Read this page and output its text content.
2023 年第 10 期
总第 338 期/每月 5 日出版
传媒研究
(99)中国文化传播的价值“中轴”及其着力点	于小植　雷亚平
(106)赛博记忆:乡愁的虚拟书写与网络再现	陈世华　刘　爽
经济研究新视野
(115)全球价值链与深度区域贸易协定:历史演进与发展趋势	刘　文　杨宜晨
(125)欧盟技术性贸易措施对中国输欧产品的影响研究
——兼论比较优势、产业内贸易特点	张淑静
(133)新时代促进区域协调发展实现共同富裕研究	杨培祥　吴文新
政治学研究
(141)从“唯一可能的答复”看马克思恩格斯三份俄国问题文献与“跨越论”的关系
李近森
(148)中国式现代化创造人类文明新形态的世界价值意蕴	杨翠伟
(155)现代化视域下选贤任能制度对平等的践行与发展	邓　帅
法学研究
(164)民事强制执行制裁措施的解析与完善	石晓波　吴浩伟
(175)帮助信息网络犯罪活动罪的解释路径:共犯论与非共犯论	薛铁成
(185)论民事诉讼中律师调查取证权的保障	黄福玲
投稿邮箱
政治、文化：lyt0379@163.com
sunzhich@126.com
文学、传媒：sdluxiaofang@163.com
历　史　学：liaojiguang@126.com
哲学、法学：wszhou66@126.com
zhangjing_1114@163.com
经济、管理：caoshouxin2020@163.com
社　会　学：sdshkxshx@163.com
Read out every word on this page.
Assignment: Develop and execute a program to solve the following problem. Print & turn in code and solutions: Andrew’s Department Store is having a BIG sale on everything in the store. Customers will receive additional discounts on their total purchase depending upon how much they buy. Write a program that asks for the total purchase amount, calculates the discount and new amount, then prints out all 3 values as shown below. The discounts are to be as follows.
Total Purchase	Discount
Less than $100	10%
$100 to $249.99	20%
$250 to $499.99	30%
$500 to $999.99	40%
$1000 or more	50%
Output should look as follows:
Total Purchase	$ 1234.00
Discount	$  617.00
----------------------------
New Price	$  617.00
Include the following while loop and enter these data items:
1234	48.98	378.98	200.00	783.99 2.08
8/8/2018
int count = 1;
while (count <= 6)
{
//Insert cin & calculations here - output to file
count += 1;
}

*Written exercise*
Filter out every line that lacks the word "while", and copy the rest.

*Complete response*
Include the following while loop and enter these data items:
while (count <= 6)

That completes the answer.